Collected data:
§

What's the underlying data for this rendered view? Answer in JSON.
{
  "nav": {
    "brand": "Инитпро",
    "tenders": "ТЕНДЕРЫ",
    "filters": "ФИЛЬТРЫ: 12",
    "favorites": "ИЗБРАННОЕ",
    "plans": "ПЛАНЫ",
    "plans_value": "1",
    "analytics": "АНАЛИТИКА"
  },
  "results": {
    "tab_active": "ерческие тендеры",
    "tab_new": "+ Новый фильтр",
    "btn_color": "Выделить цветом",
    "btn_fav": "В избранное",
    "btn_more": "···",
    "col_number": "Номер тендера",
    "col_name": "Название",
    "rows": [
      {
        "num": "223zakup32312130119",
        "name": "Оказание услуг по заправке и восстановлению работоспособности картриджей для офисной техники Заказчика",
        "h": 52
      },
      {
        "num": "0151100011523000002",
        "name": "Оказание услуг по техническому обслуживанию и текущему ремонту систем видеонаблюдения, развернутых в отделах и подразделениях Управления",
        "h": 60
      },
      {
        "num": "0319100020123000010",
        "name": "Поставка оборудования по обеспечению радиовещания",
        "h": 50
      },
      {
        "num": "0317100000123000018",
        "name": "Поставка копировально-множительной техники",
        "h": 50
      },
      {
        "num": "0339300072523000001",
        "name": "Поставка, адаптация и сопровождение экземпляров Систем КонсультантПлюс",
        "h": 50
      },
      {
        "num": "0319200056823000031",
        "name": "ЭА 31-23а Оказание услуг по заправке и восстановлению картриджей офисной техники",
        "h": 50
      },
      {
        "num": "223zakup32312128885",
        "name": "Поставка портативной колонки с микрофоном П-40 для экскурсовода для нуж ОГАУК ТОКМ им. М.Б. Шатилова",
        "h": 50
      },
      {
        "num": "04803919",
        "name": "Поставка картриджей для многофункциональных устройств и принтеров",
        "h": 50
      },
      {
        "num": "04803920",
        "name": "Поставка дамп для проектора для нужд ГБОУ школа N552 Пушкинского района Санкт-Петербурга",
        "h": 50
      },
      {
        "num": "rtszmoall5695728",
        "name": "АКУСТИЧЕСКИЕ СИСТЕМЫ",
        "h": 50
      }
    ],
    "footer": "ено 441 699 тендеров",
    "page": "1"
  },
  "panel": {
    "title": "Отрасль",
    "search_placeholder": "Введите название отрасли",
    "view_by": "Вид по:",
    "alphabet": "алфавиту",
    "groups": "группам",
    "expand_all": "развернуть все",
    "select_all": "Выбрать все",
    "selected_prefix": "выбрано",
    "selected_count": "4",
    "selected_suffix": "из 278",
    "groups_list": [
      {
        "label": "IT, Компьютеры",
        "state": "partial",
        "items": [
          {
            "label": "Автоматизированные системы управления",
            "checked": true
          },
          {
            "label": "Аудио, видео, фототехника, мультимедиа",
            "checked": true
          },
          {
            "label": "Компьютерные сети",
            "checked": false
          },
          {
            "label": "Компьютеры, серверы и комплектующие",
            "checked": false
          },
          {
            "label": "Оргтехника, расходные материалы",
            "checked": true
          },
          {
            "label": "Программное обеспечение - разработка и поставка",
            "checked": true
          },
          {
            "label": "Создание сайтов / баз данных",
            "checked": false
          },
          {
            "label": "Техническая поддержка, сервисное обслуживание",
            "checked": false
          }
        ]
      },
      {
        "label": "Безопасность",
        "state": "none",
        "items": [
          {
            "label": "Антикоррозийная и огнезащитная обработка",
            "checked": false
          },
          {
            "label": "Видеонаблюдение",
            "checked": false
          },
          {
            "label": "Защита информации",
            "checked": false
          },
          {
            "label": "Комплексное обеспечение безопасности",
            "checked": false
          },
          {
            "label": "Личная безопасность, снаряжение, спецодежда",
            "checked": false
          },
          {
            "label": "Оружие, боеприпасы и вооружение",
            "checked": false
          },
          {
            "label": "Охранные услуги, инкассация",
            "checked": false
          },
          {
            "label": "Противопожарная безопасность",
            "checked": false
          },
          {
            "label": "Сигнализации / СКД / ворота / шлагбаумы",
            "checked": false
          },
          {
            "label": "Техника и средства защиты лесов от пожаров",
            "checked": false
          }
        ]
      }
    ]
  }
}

§

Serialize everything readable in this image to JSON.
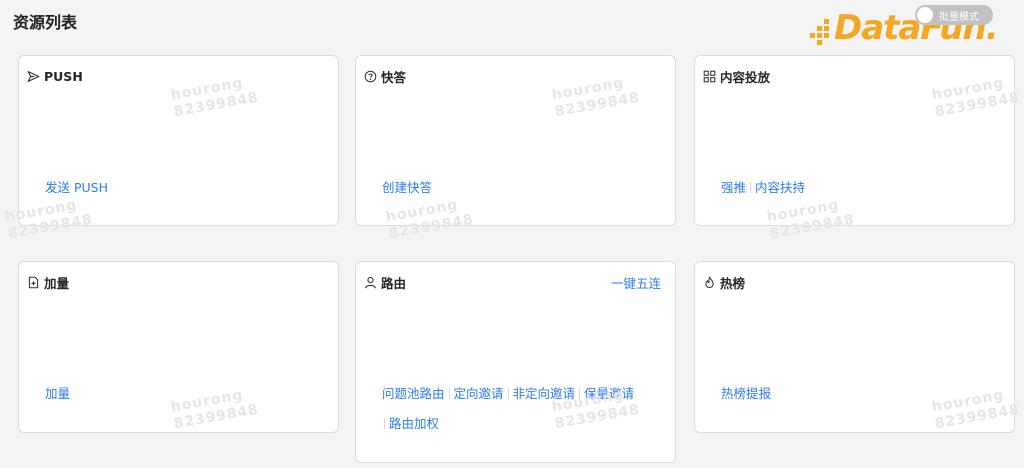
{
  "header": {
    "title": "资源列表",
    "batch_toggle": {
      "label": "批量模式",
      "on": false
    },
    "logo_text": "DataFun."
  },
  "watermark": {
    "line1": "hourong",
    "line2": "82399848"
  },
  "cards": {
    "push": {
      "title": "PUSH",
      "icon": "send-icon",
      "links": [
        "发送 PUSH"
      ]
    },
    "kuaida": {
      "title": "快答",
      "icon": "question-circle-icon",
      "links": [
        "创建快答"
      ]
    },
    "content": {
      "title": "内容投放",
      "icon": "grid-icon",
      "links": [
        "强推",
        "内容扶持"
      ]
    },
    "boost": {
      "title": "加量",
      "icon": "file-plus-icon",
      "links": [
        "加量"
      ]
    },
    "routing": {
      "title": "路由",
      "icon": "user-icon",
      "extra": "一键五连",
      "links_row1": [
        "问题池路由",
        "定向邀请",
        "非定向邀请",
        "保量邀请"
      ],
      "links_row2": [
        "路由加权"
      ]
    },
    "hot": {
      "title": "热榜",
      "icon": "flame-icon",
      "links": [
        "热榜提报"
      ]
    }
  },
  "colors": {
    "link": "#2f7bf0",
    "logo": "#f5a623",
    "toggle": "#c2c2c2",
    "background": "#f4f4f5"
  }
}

§

» **WORK REQUIRED**
From the listing above, copy every line that holds the string "техники".

» **COMPLETE OUTPUT**
        "name": "Оказание услуг по заправке и восстановлению работоспособности картриджей для офисной техники Заказчика",
        "name": "Поставка копировально-множительной техники",
        "name": "ЭА 31-23а Оказание услуг по заправке и восстановлению картриджей офисной техники",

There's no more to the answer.